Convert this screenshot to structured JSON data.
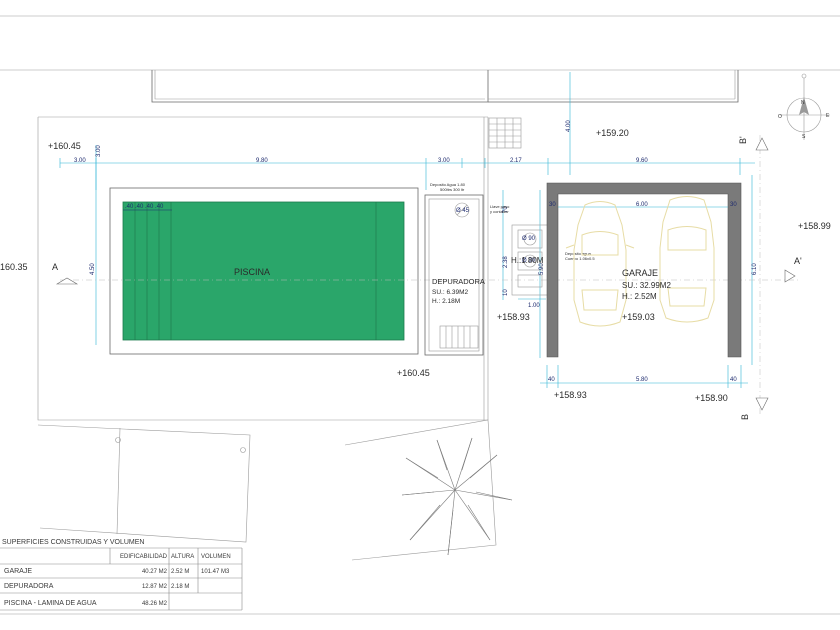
{
  "colors": {
    "pool_fill": "#2aa66a",
    "dimension_line": "#2fb5d6",
    "dimension_text": "#1d2a6e",
    "car_outline": "#e7dca5",
    "garage_wall": "#7a7a7a"
  },
  "levels": {
    "l1": "+160.45",
    "l2": "+159.20",
    "l3": "+158.99",
    "l4": "160.35",
    "l5": "+158.93",
    "l6": "+159.03",
    "l7": "+160.45",
    "l8": "+158.93",
    "l9": "+158.90"
  },
  "dimensions": {
    "top_300a": "3.00",
    "top_980": "9.80",
    "top_300b": "3.00",
    "top_217": "2.17",
    "top_960": "9.60",
    "garage_600": "6.00",
    "garage_30a": "30",
    "garage_30b": "30",
    "bottom_40a": "40",
    "bottom_580": "5.80",
    "bottom_40b": "40",
    "side_300": "3.00",
    "side_400": "4.00",
    "side_450": "4.50",
    "side_590": "5.90",
    "side_610": "6.10",
    "side_238": "2.38",
    "side_100": "1.00",
    "side_70": "70",
    "side_10": "10",
    "pool_steps": ".40 .40 .40 .40"
  },
  "rooms": {
    "pool": "PISCINA",
    "depuradora_name": "DEPURADORA",
    "depuradora_su": "SU.: 6.39M2",
    "depuradora_h": "H.: 2.18M",
    "garage_name": "GARAJE",
    "garage_su": "SU.: 32.99M2",
    "garage_h": "H.: 2.52M",
    "tank_h": "H.:1.80M"
  },
  "small_notes": {
    "deposit_top": "Deposito Agua 1.80",
    "deposit_top2": "500ltrs 300 ltr",
    "deposit_mid": "Deposito agua",
    "deposit_mid2": "Cuerpo 1.06x0.5",
    "valve": "Llave paso",
    "valve2": "y contador",
    "d45": "Ø 45",
    "d90a": "Ø 90",
    "d90b": "Ø 90"
  },
  "section_marks": {
    "a_left": "A",
    "a_right": "A'",
    "b_top": "B'",
    "b_bottom": "B"
  },
  "compass": {
    "n": "N",
    "e": "E",
    "s": "S",
    "o": "O"
  },
  "table": {
    "title": "SUPERFICIES CONSTRUIDAS Y VOLUMEN",
    "headers": [
      "EDIFICABILIDAD",
      "ALTURA",
      "VOLUMEN"
    ],
    "rows": [
      {
        "name": "GARAJE",
        "edif": "40.27 M2",
        "altura": "2.52 M",
        "volumen": "101.47 M3"
      },
      {
        "name": "DEPURADORA",
        "edif": "12.87 M2",
        "altura": "2.18 M",
        "volumen": ""
      },
      {
        "name": "PISCINA - LAMINA DE AGUA",
        "edif": "48.26 M2",
        "altura": "",
        "volumen": ""
      }
    ]
  }
}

-=-=-

WHAT IS REQUIRED –
Leave out the pictures and restate everything else word for word.

EXERCISE RESULT –
Convert this screenshot to structured JSON data.
{
  "colors": {
    "pool_fill": "#2aa66a",
    "dimension_line": "#2fb5d6",
    "dimension_text": "#1d2a6e",
    "car_outline": "#e7dca5",
    "garage_wall": "#7a7a7a"
  },
  "levels": {
    "l1": "+160.45",
    "l2": "+159.20",
    "l3": "+158.99",
    "l4": "160.35",
    "l5": "+158.93",
    "l6": "+159.03",
    "l7": "+160.45",
    "l8": "+158.93",
    "l9": "+158.90"
  },
  "dimensions": {
    "top_300a": "3.00",
    "top_980": "9.80",
    "top_300b": "3.00",
    "top_217": "2.17",
    "top_960": "9.60",
    "garage_600": "6.00",
    "garage_30a": "30",
    "garage_30b": "30",
    "bottom_40a": "40",
    "bottom_580": "5.80",
    "bottom_40b": "40",
    "side_300": "3.00",
    "side_400": "4.00",
    "side_450": "4.50",
    "side_590": "5.90",
    "side_610": "6.10",
    "side_238": "2.38",
    "side_100": "1.00",
    "side_70": "70",
    "side_10": "10",
    "pool_steps": ".40 .40 .40 .40"
  },
  "rooms": {
    "pool": "PISCINA",
    "depuradora_name": "DEPURADORA",
    "depuradora_su": "SU.: 6.39M2",
    "depuradora_h": "H.: 2.18M",
    "garage_name": "GARAJE",
    "garage_su": "SU.: 32.99M2",
    "garage_h": "H.: 2.52M",
    "tank_h": "H.:1.80M"
  },
  "small_notes": {
    "deposit_top": "Deposito Agua 1.80",
    "deposit_top2": "500ltrs 300 ltr",
    "deposit_mid": "Deposito agua",
    "deposit_mid2": "Cuerpo 1.06x0.5",
    "valve": "Llave paso",
    "valve2": "y contador",
    "d45": "Ø 45",
    "d90a": "Ø 90",
    "d90b": "Ø 90"
  },
  "section_marks": {
    "a_left": "A",
    "a_right": "A'",
    "b_top": "B'",
    "b_bottom": "B"
  },
  "compass": {
    "n": "N",
    "e": "E",
    "s": "S",
    "o": "O"
  },
  "table": {
    "title": "SUPERFICIES CONSTRUIDAS Y VOLUMEN",
    "headers": [
      "EDIFICABILIDAD",
      "ALTURA",
      "VOLUMEN"
    ],
    "rows": [
      {
        "name": "GARAJE",
        "edif": "40.27 M2",
        "altura": "2.52 M",
        "volumen": "101.47 M3"
      },
      {
        "name": "DEPURADORA",
        "edif": "12.87 M2",
        "altura": "2.18 M",
        "volumen": ""
      },
      {
        "name": "PISCINA - LAMINA DE AGUA",
        "edif": "48.26 M2",
        "altura": "",
        "volumen": ""
      }
    ]
  }
}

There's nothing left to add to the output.